=== Provided data ===
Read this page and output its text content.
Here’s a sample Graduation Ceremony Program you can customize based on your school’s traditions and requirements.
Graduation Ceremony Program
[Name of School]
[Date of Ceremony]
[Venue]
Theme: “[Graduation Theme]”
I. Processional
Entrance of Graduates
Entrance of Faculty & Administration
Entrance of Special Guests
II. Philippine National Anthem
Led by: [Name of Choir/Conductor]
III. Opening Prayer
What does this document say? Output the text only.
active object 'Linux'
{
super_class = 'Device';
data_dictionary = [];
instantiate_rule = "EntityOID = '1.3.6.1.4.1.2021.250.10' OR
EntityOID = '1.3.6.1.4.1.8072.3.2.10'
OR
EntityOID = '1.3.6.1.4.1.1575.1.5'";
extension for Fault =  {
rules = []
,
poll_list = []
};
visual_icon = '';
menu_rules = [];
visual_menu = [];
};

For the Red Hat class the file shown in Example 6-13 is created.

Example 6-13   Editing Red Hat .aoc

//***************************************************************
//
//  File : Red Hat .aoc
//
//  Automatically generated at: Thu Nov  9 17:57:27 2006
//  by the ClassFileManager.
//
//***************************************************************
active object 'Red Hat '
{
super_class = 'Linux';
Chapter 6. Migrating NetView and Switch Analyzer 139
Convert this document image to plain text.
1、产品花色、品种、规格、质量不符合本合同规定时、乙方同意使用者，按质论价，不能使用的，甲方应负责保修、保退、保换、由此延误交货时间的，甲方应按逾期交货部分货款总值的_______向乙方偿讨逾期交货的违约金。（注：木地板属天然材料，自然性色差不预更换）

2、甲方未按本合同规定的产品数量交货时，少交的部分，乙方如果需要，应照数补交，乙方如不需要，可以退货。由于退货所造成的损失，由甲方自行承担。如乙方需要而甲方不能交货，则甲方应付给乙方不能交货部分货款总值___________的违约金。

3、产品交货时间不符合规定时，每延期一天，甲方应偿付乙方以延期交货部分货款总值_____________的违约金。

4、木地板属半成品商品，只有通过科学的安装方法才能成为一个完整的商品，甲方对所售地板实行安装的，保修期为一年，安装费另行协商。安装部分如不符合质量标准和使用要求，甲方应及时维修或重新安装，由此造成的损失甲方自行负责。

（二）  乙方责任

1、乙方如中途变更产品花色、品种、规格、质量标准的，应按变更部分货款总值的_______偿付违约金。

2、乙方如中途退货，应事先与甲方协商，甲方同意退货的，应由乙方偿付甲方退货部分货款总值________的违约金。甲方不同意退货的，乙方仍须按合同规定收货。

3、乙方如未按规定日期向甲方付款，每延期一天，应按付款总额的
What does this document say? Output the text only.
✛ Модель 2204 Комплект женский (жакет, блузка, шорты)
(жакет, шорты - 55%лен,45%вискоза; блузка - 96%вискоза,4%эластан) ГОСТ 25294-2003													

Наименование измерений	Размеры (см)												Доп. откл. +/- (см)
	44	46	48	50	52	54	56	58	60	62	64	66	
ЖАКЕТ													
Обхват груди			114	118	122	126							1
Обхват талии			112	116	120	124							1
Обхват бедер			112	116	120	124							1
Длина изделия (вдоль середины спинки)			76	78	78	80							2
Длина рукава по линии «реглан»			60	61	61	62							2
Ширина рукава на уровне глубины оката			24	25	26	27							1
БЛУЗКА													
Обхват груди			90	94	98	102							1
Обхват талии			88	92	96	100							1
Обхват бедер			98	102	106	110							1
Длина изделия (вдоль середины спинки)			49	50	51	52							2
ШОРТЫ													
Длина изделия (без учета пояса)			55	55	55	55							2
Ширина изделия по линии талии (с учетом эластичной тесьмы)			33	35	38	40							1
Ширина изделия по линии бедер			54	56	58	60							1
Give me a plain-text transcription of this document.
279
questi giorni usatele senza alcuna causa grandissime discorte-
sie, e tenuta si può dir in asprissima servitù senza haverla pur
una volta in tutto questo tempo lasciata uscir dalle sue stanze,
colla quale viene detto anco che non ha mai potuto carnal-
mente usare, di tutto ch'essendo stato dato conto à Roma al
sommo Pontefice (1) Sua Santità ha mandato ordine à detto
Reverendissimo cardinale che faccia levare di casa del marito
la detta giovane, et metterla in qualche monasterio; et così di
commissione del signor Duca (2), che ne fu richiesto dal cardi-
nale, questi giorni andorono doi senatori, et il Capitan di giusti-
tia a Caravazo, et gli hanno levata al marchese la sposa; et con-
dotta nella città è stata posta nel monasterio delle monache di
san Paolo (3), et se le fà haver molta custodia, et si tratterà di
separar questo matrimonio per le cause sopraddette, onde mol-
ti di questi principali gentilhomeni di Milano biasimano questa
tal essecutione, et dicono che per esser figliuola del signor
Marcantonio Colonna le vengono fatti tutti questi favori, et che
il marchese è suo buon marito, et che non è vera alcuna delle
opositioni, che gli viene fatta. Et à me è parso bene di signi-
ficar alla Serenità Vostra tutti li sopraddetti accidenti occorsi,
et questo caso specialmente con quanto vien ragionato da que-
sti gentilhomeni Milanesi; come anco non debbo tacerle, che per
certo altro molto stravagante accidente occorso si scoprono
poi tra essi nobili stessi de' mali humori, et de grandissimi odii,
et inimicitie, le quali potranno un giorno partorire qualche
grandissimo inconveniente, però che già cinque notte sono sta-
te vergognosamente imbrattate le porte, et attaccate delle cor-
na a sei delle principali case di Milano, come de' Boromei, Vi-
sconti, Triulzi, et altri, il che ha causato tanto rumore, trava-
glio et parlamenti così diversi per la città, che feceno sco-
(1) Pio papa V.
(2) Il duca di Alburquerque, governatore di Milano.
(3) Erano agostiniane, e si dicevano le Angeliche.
===
» Problem statement: Which lines hold the string "бедер"? Copy all of them from the data above.

» Answer below:
Обхват бедер			112	116	120	124							1
Обхват бедер			98	102	106	110							1
Ширина изделия по линии бедер			54	56	58	60							1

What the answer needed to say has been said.